— Written problem —
Give all of the lines again exactly as they read.

— Given data —

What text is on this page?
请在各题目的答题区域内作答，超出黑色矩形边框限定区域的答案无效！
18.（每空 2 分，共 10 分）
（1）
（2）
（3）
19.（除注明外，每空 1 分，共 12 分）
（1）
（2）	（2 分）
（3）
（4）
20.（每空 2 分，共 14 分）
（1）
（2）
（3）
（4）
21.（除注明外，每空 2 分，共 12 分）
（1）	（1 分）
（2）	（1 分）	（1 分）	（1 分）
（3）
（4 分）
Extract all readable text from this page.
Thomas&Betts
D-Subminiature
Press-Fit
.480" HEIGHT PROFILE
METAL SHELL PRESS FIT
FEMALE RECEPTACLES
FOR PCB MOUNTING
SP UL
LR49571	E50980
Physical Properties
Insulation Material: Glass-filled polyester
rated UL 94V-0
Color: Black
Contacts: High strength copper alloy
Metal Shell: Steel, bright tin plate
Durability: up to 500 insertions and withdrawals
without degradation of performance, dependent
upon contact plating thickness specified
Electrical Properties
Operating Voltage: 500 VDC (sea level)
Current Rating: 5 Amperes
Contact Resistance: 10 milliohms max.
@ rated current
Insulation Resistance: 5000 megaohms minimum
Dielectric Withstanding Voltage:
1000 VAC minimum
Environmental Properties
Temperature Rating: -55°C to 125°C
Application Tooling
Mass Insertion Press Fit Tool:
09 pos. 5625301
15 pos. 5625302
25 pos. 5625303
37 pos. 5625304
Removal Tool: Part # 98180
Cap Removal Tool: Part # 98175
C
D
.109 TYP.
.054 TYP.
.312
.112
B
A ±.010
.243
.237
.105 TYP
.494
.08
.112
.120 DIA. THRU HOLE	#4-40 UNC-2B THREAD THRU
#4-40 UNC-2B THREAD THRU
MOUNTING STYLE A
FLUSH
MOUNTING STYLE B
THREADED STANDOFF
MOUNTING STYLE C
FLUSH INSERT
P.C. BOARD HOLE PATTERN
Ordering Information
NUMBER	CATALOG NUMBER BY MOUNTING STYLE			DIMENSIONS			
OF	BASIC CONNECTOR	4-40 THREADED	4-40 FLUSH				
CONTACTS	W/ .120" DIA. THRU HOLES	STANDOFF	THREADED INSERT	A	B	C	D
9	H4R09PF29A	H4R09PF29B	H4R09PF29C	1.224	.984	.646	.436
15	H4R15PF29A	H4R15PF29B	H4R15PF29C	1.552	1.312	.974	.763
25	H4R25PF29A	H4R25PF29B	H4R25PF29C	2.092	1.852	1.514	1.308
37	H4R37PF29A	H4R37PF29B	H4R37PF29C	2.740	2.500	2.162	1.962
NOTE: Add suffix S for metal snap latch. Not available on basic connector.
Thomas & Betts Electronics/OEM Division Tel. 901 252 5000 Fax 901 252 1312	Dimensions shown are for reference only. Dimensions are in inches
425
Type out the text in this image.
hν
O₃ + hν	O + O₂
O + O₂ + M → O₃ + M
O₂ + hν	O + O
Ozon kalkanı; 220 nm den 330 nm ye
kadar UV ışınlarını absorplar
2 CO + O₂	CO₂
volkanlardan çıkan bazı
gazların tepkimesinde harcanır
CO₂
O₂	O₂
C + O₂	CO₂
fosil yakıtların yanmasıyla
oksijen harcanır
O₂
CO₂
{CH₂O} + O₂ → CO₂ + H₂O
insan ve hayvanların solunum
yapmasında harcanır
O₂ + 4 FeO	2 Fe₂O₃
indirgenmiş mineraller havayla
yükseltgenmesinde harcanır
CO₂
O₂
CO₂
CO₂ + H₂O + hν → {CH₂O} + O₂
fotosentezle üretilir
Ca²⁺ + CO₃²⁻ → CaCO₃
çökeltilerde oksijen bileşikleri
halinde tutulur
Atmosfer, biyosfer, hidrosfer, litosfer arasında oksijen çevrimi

— The reply —
What text is on this page?
请在各题目的答题区域内作答，超出黑色矩形边框限定区域的答案无效！
18.（每空 2 分，共 10 分）
（1）
（2）
（3）
19.（除注明外，每空 1 分，共 12 分）
（1）
（2）	（2 分）
（3）
（4）
20.（每空 2 分，共 14 分）
（1）
（2）
（3）
（4）
21.（除注明外，每空 2 分，共 12 分）
（1）	（1 分）
（2）	（1 分）	（1 分）	（1 分）
（3）
（4 分）
Extract all readable text from this page.
Thomas&Betts
D-Subminiature
Press-Fit
.480" HEIGHT PROFILE
METAL SHELL PRESS FIT
FEMALE RECEPTACLES
FOR PCB MOUNTING
SP UL
LR49571	E50980
Physical Properties
Insulation Material: Glass-filled polyester
rated UL 94V-0
Color: Black
Contacts: High strength copper alloy
Metal Shell: Steel, bright tin plate
Durability: up to 500 insertions and withdrawals
without degradation of performance, dependent
upon contact plating thickness specified
Electrical Properties
Operating Voltage: 500 VDC (sea level)
Current Rating: 5 Amperes
Contact Resistance: 10 milliohms max.
@ rated current
Insulation Resistance: 5000 megaohms minimum
Dielectric Withstanding Voltage:
1000 VAC minimum
Environmental Properties
Temperature Rating: -55°C to 125°C
Application Tooling
Mass Insertion Press Fit Tool:
09 pos. 5625301
15 pos. 5625302
25 pos. 5625303
37 pos. 5625304
Removal Tool: Part # 98180
Cap Removal Tool: Part # 98175
C
D
.109 TYP.
.054 TYP.
.312
.112
B
A ±.010
.243
.237
.105 TYP
.494
.08
.112
.120 DIA. THRU HOLE	#4-40 UNC-2B THREAD THRU
#4-40 UNC-2B THREAD THRU
MOUNTING STYLE A
FLUSH
MOUNTING STYLE B
THREADED STANDOFF
MOUNTING STYLE C
FLUSH INSERT
P.C. BOARD HOLE PATTERN
Ordering Information
NUMBER	CATALOG NUMBER BY MOUNTING STYLE			DIMENSIONS			
OF	BASIC CONNECTOR	4-40 THREADED	4-40 FLUSH				
CONTACTS	W/ .120" DIA. THRU HOLES	STANDOFF	THREADED INSERT	A	B	C	D
9	H4R09PF29A	H4R09PF29B	H4R09PF29C	1.224	.984	.646	.436
15	H4R15PF29A	H4R15PF29B	H4R15PF29C	1.552	1.312	.974	.763
25	H4R25PF29A	H4R25PF29B	H4R25PF29C	2.092	1.852	1.514	1.308
37	H4R37PF29A	H4R37PF29B	H4R37PF29C	2.740	2.500	2.162	1.962
NOTE: Add suffix S for metal snap latch. Not available on basic connector.
Thomas & Betts Electronics/OEM Division Tel. 901 252 5000 Fax 901 252 1312	Dimensions shown are for reference only. Dimensions are in inches
425
Type out the text in this image.
hν
O₃ + hν	O + O₂
O + O₂ + M → O₃ + M
O₂ + hν	O + O
Ozon kalkanı; 220 nm den 330 nm ye
kadar UV ışınlarını absorplar
2 CO + O₂	CO₂
volkanlardan çıkan bazı
gazların tepkimesinde harcanır
CO₂
O₂	O₂
C + O₂	CO₂
fosil yakıtların yanmasıyla
oksijen harcanır
O₂
CO₂
{CH₂O} + O₂ → CO₂ + H₂O
insan ve hayvanların solunum
yapmasında harcanır
O₂ + 4 FeO	2 Fe₂O₃
indirgenmiş mineraller havayla
yükseltgenmesinde harcanır
CO₂
O₂
CO₂
CO₂ + H₂O + hν → {CH₂O} + O₂
fotosentezle üretilir
Ca²⁺ + CO₃²⁻ → CaCO₃
çökeltilerde oksijen bileşikleri
halinde tutulur
Atmosfer, biyosfer, hidrosfer, litosfer arasında oksijen çevrimi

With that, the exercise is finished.